A fluorescent Ponceau S-based total protein normalization method for conventional and challenging immunoblot samples

Claire Verzeroli; Charlotte A Hernandez; Fabien Zoulim; Romain Parent

doi:10.1016/j.ab.2023.115330

A fluorescent Ponceau S-based total protein normalization method for conventional and challenging immunoblot samples

Anal Biochem. 2023 Nov 15:681:115330. doi: 10.1016/j.ab.2023.115330. Epub 2023 Sep 16.

Authors

Claire Verzeroli¹, Charlotte A Hernandez¹, Fabien Zoulim¹, Romain Parent²

Affiliations

¹ Hepatitis Viruses and Pathobiology of Chronic Liver Diseases - LabEx DEVweCAN, Inserm U1052, Cancer Research Centre of Lyon, F-69003, Lyon, France; University of Lyon, F-69003, Lyon, France; University of Lyon 1, ISPB, Lyon, F-69622, France; CNRS UMR5286, F-69083, Lyon, France; Centre Léon Bérard, F-69008, Lyon, France.
² Hepatitis Viruses and Pathobiology of Chronic Liver Diseases - LabEx DEVweCAN, Inserm U1052, Cancer Research Centre of Lyon, F-69003, Lyon, France; University of Lyon, F-69003, Lyon, France; University of Lyon 1, ISPB, Lyon, F-69622, France; CNRS UMR5286, F-69083, Lyon, France; Centre Léon Bérard, F-69008, Lyon, France. Electronic address: [email protected].

PMID: 37722522
DOI: 10.1016/j.ab.2023.115330

Abstract

Immunoblotting normalization issues have been recently overcome by whole lane staining. Herein, we are taking advantage of these recent advances and of the fluorophore status of the Ponceau S stain in order to combine the advantages of whole lane staining and fluorescence. By Ponceau S excitation at 488 nm, we identify the so-called 'fluorescent Ponceau' method as more linear, more sensitive and more repeatable than the others in protein lysates of distant biochemical profiles (cells, human and mouse tissues). This essentially cost-free method at the single experiment level provides accessible and robust means for post-blot normalization of many types of analytes.

- Assignment 1
In the given text, at what wavelength is Ponceau S excited?
- Assignment 2
Reproduce word for word everything in the given text from "Affiliations" down to "address: [email protected].".

Data extracted from a collection:

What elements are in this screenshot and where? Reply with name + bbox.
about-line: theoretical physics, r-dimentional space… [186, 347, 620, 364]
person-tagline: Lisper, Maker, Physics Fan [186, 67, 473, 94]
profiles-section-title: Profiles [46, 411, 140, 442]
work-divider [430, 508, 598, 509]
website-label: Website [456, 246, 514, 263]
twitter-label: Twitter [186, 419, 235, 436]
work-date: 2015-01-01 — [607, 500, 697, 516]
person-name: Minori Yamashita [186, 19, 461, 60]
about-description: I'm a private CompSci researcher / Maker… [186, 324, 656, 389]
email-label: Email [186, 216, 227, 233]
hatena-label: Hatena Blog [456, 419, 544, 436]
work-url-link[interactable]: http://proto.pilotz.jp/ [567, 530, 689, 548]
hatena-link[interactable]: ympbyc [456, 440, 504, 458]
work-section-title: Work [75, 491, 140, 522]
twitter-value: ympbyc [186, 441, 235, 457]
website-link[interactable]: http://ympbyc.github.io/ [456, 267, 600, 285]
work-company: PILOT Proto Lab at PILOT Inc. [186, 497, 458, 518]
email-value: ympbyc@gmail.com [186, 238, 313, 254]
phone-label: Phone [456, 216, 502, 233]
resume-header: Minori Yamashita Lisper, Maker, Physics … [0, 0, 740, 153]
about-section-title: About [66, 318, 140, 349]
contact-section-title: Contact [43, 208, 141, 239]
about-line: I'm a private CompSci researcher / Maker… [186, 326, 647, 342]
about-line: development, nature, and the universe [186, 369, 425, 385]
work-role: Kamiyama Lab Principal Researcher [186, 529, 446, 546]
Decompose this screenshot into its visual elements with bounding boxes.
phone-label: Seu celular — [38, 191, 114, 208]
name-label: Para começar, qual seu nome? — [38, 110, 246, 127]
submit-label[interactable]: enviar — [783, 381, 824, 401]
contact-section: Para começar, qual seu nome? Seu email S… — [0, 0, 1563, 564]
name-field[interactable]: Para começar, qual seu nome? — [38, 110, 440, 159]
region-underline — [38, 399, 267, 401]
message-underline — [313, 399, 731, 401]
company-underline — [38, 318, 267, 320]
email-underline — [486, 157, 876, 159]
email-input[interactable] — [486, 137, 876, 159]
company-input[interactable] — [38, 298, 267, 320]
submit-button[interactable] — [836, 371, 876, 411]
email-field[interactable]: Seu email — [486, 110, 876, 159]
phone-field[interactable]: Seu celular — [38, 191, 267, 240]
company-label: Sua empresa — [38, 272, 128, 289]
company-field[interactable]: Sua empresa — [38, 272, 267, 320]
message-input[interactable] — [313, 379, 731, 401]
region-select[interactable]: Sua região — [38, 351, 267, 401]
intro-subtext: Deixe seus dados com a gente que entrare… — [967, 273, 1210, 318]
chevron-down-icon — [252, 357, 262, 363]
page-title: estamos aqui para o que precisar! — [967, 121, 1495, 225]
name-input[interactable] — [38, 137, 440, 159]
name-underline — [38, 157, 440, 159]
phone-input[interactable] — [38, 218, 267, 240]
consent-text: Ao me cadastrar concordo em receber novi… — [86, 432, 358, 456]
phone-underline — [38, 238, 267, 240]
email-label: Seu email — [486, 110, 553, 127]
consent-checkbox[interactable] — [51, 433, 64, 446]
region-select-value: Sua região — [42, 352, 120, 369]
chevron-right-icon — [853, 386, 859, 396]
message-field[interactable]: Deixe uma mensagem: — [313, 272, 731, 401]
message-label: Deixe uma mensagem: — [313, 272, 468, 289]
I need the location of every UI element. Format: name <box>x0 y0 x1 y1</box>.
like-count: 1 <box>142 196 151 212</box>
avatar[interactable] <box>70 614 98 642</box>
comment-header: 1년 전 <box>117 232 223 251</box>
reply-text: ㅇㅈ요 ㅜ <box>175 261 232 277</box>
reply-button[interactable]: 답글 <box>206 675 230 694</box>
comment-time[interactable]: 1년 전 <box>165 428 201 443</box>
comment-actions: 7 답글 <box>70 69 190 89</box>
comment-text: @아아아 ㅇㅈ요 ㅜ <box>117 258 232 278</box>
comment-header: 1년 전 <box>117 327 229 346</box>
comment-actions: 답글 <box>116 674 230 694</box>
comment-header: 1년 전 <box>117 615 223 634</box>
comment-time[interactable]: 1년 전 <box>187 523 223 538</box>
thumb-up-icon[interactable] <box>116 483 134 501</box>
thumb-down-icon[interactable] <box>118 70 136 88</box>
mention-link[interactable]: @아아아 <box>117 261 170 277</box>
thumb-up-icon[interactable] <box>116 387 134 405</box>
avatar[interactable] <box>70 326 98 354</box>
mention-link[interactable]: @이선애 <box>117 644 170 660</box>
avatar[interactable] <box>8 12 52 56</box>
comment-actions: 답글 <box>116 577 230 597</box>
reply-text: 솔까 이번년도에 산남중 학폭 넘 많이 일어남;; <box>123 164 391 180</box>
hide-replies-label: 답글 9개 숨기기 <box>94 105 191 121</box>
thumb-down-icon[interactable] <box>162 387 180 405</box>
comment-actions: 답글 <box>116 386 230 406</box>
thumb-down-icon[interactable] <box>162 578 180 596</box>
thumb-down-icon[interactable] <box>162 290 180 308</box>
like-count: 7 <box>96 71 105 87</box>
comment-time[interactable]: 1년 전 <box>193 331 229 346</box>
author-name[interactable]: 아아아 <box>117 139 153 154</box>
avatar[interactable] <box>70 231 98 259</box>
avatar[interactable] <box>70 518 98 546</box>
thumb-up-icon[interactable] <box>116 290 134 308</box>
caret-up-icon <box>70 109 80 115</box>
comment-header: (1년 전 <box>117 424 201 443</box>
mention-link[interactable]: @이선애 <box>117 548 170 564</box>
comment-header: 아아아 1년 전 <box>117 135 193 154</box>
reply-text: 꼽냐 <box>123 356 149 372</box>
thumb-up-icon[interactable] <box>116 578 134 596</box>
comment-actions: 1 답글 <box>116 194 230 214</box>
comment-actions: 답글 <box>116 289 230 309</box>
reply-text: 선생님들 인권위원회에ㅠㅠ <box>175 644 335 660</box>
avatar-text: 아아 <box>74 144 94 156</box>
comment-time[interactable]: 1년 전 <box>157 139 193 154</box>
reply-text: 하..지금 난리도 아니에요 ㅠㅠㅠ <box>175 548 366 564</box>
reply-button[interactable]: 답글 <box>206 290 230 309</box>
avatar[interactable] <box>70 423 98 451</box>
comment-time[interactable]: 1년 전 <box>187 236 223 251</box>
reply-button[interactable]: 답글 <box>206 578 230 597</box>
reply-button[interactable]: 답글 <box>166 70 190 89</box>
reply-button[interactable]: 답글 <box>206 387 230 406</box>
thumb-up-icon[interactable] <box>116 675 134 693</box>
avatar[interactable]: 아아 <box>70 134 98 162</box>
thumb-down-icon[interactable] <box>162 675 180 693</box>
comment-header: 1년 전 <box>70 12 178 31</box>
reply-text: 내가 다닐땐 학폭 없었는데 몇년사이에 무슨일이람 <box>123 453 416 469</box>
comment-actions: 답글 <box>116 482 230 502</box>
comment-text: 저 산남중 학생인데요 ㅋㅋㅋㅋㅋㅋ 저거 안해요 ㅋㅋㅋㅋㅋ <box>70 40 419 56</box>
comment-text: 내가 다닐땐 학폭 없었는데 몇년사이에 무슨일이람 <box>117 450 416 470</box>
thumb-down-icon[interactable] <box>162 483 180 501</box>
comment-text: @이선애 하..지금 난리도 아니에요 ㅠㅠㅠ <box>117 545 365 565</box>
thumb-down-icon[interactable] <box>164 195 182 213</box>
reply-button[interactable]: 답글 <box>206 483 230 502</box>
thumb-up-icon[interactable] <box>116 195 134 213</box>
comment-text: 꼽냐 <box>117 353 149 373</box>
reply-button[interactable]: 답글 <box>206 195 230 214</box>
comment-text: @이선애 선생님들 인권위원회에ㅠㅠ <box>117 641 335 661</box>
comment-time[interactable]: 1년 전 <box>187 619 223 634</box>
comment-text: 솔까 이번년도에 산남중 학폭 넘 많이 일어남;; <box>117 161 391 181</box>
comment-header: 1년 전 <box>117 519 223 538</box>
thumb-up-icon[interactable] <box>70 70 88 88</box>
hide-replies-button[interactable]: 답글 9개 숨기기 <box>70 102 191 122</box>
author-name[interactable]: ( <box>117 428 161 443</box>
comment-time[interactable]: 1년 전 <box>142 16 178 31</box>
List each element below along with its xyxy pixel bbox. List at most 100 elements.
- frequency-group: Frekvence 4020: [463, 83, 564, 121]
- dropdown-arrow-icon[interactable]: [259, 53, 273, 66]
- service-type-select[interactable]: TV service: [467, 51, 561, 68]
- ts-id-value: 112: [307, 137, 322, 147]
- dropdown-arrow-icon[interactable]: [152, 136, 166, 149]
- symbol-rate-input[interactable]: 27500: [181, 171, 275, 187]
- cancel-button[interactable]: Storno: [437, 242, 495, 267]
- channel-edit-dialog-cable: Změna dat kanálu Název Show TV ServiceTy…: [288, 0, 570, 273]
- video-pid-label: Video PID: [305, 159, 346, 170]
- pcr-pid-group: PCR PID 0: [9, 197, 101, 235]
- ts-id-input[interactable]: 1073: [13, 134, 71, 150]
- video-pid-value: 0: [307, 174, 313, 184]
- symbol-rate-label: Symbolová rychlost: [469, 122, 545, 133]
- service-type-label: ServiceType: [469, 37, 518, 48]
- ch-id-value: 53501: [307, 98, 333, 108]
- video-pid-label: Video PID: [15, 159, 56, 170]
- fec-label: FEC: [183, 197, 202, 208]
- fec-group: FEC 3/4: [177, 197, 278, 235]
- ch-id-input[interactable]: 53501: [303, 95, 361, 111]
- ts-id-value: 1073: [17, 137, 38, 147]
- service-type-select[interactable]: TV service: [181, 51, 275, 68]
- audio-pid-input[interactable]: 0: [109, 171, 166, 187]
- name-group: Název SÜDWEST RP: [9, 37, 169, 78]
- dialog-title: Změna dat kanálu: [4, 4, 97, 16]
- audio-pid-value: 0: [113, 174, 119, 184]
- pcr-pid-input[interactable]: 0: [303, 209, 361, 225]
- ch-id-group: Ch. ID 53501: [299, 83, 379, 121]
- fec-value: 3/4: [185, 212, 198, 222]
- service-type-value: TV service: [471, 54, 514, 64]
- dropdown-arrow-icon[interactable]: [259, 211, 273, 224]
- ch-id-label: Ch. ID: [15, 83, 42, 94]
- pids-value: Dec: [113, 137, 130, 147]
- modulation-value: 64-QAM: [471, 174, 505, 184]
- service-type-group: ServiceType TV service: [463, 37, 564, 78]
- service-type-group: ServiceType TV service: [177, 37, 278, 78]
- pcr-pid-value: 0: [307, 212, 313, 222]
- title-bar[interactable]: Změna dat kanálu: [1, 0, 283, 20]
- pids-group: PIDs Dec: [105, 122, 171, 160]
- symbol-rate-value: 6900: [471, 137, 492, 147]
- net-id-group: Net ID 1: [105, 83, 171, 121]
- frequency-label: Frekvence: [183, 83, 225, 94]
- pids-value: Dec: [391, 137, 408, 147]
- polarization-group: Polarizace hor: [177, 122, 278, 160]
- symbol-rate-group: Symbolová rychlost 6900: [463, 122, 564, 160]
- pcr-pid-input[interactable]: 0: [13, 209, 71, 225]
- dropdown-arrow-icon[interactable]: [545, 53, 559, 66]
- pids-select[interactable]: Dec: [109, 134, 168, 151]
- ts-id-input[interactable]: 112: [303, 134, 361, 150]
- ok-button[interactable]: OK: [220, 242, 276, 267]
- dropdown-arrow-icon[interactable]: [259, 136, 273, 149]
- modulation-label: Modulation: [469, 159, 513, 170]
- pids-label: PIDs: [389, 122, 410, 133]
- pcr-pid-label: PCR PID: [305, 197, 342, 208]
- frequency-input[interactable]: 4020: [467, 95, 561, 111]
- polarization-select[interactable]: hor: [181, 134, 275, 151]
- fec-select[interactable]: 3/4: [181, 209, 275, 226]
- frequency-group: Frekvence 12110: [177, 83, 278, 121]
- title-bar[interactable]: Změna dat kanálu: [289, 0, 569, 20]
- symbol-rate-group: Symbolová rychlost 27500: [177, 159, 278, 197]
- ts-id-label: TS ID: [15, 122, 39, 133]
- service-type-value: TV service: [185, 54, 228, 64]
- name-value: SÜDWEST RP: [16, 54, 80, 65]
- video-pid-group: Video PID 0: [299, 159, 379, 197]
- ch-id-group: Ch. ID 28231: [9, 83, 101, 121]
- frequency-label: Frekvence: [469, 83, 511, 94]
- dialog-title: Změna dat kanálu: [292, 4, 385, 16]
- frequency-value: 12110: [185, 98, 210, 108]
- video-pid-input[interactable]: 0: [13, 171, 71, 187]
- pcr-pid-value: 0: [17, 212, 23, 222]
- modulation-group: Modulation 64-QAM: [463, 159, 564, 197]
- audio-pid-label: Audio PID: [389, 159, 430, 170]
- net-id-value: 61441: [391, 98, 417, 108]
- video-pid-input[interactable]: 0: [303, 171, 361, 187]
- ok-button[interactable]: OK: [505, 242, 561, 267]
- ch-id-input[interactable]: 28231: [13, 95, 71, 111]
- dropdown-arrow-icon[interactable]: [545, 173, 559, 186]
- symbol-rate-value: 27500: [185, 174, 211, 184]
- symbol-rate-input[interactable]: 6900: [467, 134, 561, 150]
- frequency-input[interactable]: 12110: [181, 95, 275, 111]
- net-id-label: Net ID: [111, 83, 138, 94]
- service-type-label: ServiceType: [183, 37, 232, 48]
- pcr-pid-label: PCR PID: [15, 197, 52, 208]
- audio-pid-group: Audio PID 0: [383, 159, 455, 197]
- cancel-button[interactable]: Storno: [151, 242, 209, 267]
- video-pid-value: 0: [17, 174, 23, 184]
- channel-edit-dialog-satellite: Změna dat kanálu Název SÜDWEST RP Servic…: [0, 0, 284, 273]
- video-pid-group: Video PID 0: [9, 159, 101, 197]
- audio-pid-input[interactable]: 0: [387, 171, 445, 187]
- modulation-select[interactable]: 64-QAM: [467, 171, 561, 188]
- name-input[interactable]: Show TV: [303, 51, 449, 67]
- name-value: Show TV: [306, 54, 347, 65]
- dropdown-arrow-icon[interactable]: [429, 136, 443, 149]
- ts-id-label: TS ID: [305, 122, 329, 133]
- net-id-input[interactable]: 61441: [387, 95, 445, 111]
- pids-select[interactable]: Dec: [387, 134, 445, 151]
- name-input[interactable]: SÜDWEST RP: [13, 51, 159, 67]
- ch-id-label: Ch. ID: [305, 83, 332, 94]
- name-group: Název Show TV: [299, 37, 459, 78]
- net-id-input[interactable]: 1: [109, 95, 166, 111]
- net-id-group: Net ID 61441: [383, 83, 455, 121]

- Response area 1
488 nm

- Response area 2
Affiliations

¹ Hepatitis Viruses and Pathobiology of Chronic Liver Diseases - LabEx DEVweCAN, Inserm U1052, Cancer Research Centre of Lyon, F-69003, Lyon, France; University of Lyon, F-69003, Lyon, France; University of Lyon 1, ISPB, Lyon, F-69622, France; CNRS UMR5286, F-69083, Lyon, France; Centre Léon Bérard, F-69008, Lyon, France.
² Hepatitis Viruses and Pathobiology of Chronic Liver Diseases - LabEx DEVweCAN, Inserm U1052, Cancer Research Centre of Lyon, F-69003, Lyon, France; University of Lyon, F-69003, Lyon, France; University of Lyon 1, ISPB, Lyon, F-69622, France; CNRS UMR5286, F-69083, Lyon, France; Centre Léon Bérard, F-69008, Lyon, France. Electronic address: [email protected].